## WHAT IS REQUIRED
Make an exact copy of the lines below.

## DATA SHOWN
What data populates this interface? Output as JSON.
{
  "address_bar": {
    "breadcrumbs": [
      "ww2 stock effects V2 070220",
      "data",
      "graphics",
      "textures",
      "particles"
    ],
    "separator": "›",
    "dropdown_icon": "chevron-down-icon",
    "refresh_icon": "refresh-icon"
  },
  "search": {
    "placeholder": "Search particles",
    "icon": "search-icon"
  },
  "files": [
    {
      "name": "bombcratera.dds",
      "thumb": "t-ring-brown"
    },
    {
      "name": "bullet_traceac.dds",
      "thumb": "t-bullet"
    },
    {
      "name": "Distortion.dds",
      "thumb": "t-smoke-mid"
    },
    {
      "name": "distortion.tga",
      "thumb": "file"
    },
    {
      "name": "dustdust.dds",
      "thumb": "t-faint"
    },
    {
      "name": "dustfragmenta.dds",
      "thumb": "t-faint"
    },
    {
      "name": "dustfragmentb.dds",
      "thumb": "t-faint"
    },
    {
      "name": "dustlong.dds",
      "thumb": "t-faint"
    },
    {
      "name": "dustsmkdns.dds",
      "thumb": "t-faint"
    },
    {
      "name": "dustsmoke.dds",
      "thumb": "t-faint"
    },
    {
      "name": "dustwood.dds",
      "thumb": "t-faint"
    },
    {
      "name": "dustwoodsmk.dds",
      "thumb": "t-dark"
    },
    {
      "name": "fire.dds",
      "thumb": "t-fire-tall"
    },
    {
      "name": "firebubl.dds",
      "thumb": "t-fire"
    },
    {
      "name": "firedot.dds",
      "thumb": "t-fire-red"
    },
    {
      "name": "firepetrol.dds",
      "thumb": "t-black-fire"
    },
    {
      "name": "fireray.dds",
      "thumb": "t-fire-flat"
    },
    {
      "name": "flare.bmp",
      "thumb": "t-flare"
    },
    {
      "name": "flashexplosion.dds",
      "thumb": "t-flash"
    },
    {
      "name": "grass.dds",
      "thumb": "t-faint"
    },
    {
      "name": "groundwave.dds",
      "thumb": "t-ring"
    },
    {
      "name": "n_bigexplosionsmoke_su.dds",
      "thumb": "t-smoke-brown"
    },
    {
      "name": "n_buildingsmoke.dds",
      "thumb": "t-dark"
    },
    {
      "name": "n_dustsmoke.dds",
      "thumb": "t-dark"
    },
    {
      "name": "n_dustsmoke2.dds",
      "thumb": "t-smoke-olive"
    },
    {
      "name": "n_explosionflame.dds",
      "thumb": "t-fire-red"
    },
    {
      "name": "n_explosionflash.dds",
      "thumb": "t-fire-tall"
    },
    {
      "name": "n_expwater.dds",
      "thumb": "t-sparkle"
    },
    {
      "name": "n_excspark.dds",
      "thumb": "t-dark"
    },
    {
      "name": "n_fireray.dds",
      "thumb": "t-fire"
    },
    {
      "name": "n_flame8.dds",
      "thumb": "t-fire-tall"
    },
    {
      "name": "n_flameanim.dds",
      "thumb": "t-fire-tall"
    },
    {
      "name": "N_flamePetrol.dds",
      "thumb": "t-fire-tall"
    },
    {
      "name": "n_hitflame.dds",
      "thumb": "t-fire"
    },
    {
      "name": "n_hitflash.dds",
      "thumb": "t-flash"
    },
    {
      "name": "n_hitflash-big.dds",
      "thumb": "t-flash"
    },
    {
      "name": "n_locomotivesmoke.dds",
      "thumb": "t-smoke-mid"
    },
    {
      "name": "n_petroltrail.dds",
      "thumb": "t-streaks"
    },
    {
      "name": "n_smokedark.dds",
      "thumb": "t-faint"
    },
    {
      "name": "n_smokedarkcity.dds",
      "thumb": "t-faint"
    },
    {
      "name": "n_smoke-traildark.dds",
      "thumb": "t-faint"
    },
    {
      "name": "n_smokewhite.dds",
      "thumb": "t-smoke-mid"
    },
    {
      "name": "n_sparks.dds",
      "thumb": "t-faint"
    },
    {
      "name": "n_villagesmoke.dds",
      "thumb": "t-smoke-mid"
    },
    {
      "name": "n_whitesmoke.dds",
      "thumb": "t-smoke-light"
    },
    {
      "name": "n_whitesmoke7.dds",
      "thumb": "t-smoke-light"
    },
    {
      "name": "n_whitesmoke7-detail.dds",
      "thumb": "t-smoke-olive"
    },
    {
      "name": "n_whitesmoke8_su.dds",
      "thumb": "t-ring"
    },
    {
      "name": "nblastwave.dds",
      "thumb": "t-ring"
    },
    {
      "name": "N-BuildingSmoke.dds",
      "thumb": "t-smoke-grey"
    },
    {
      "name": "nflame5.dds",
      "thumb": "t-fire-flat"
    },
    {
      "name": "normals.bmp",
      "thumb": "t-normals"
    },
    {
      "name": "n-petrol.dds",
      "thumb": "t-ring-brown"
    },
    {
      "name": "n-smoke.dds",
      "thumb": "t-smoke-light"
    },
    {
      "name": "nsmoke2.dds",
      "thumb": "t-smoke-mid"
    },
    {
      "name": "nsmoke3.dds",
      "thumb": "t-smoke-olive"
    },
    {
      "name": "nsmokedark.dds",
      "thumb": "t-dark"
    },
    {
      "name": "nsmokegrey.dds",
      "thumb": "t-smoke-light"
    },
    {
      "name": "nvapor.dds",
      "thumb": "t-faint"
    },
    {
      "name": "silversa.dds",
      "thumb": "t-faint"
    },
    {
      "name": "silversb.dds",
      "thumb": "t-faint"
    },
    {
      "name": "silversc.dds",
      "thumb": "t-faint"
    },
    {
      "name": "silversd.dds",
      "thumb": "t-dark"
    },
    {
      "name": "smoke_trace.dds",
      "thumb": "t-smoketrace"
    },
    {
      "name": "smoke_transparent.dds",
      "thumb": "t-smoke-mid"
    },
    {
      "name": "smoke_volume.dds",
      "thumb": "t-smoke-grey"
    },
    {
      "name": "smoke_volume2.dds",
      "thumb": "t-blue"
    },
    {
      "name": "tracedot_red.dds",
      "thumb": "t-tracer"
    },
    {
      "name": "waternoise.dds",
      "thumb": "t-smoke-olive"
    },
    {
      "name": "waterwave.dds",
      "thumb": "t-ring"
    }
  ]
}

## ANSWER FOR THE TASK
What data populates this interface? Output as JSON.
{
  "address_bar": {
    "breadcrumbs": [
      "ww2 stock effects V2 070220",
      "data",
      "graphics",
      "textures",
      "particles"
    ],
    "separator": "›",
    "dropdown_icon": "chevron-down-icon",
    "refresh_icon": "refresh-icon"
  },
  "search": {
    "placeholder": "Search particles",
    "icon": "search-icon"
  },
  "files": [
    {
      "name": "bombcratera.dds",
      "thumb": "t-ring-brown"
    },
    {
      "name": "bullet_traceac.dds",
      "thumb": "t-bullet"
    },
    {
      "name": "Distortion.dds",
      "thumb": "t-smoke-mid"
    },
    {
      "name": "distortion.tga",
      "thumb": "file"
    },
    {
      "name": "dustdust.dds",
      "thumb": "t-faint"
    },
    {
      "name": "dustfragmenta.dds",
      "thumb": "t-faint"
    },
    {
      "name": "dustfragmentb.dds",
      "thumb": "t-faint"
    },
    {
      "name": "dustlong.dds",
      "thumb": "t-faint"
    },
    {
      "name": "dustsmkdns.dds",
      "thumb": "t-faint"
    },
    {
      "name": "dustsmoke.dds",
      "thumb": "t-faint"
    },
    {
      "name": "dustwood.dds",
      "thumb": "t-faint"
    },
    {
      "name": "dustwoodsmk.dds",
      "thumb": "t-dark"
    },
    {
      "name": "fire.dds",
      "thumb": "t-fire-tall"
    },
    {
      "name": "firebubl.dds",
      "thumb": "t-fire"
    },
    {
      "name": "firedot.dds",
      "thumb": "t-fire-red"
    },
    {
      "name": "firepetrol.dds",
      "thumb": "t-black-fire"
    },
    {
      "name": "fireray.dds",
      "thumb": "t-fire-flat"
    },
    {
      "name": "flare.bmp",
      "thumb": "t-flare"
    },
    {
      "name": "flashexplosion.dds",
      "thumb": "t-flash"
    },
    {
      "name": "grass.dds",
      "thumb": "t-faint"
    },
    {
      "name": "groundwave.dds",
      "thumb": "t-ring"
    },
    {
      "name": "n_bigexplosionsmoke_su.dds",
      "thumb": "t-smoke-brown"
    },
    {
      "name": "n_buildingsmoke.dds",
      "thumb": "t-dark"
    },
    {
      "name": "n_dustsmoke.dds",
      "thumb": "t-dark"
    },
    {
      "name": "n_dustsmoke2.dds",
      "thumb": "t-smoke-olive"
    },
    {
      "name": "n_explosionflame.dds",
      "thumb": "t-fire-red"
    },
    {
      "name": "n_explosionflash.dds",
      "thumb": "t-fire-tall"
    },
    {
      "name": "n_expwater.dds",
      "thumb": "t-sparkle"
    },
    {
      "name": "n_excspark.dds",
      "thumb": "t-dark"
    },
    {
      "name": "n_fireray.dds",
      "thumb": "t-fire"
    },
    {
      "name": "n_flame8.dds",
      "thumb": "t-fire-tall"
    },
    {
      "name": "n_flameanim.dds",
      "thumb": "t-fire-tall"
    },
    {
      "name": "N_flamePetrol.dds",
      "thumb": "t-fire-tall"
    },
    {
      "name": "n_hitflame.dds",
      "thumb": "t-fire"
    },
    {
      "name": "n_hitflash.dds",
      "thumb": "t-flash"
    },
    {
      "name": "n_hitflash-big.dds",
      "thumb": "t-flash"
    },
    {
      "name": "n_locomotivesmoke.dds",
      "thumb": "t-smoke-mid"
    },
    {
      "name": "n_petroltrail.dds",
      "thumb": "t-streaks"
    },
    {
      "name": "n_smokedark.dds",
      "thumb": "t-faint"
    },
    {
      "name": "n_smokedarkcity.dds",
      "thumb": "t-faint"
    },
    {
      "name": "n_smoke-traildark.dds",
      "thumb": "t-faint"
    },
    {
      "name": "n_smokewhite.dds",
      "thumb": "t-smoke-mid"
    },
    {
      "name": "n_sparks.dds",
      "thumb": "t-faint"
    },
    {
      "name": "n_villagesmoke.dds",
      "thumb": "t-smoke-mid"
    },
    {
      "name": "n_whitesmoke.dds",
      "thumb": "t-smoke-light"
    },
    {
      "name": "n_whitesmoke7.dds",
      "thumb": "t-smoke-light"
    },
    {
      "name": "n_whitesmoke7-detail.dds",
      "thumb": "t-smoke-olive"
    },
    {
      "name": "n_whitesmoke8_su.dds",
      "thumb": "t-ring"
    },
    {
      "name": "nblastwave.dds",
      "thumb": "t-ring"
    },
    {
      "name": "N-BuildingSmoke.dds",
      "thumb": "t-smoke-grey"
    },
    {
      "name": "nflame5.dds",
      "thumb": "t-fire-flat"
    },
    {
      "name": "normals.bmp",
      "thumb": "t-normals"
    },
    {
      "name": "n-petrol.dds",
      "thumb": "t-ring-brown"
    },
    {
      "name": "n-smoke.dds",
      "thumb": "t-smoke-light"
    },
    {
      "name": "nsmoke2.dds",
      "thumb": "t-smoke-mid"
    },
    {
      "name": "nsmoke3.dds",
      "thumb": "t-smoke-olive"
    },
    {
      "name": "nsmokedark.dds",
      "thumb": "t-dark"
    },
    {
      "name": "nsmokegrey.dds",
      "thumb": "t-smoke-light"
    },
    {
      "name": "nvapor.dds",
      "thumb": "t-faint"
    },
    {
      "name": "silversa.dds",
      "thumb": "t-faint"
    },
    {
      "name": "silversb.dds",
      "thumb": "t-faint"
    },
    {
      "name": "silversc.dds",
      "thumb": "t-faint"
    },
    {
      "name": "silversd.dds",
      "thumb": "t-dark"
    },
    {
      "name": "smoke_trace.dds",
      "thumb": "t-smoketrace"
    },
    {
      "name": "smoke_transparent.dds",
      "thumb": "t-smoke-mid"
    },
    {
      "name": "smoke_volume.dds",
      "thumb": "t-smoke-grey"
    },
    {
      "name": "smoke_volume2.dds",
      "thumb": "t-blue"
    },
    {
      "name": "tracedot_red.dds",
      "thumb": "t-tracer"
    },
    {
      "name": "waternoise.dds",
      "thumb": "t-smoke-olive"
    },
    {
      "name": "waterwave.dds",
      "thumb": "t-ring"
    }
  ]
}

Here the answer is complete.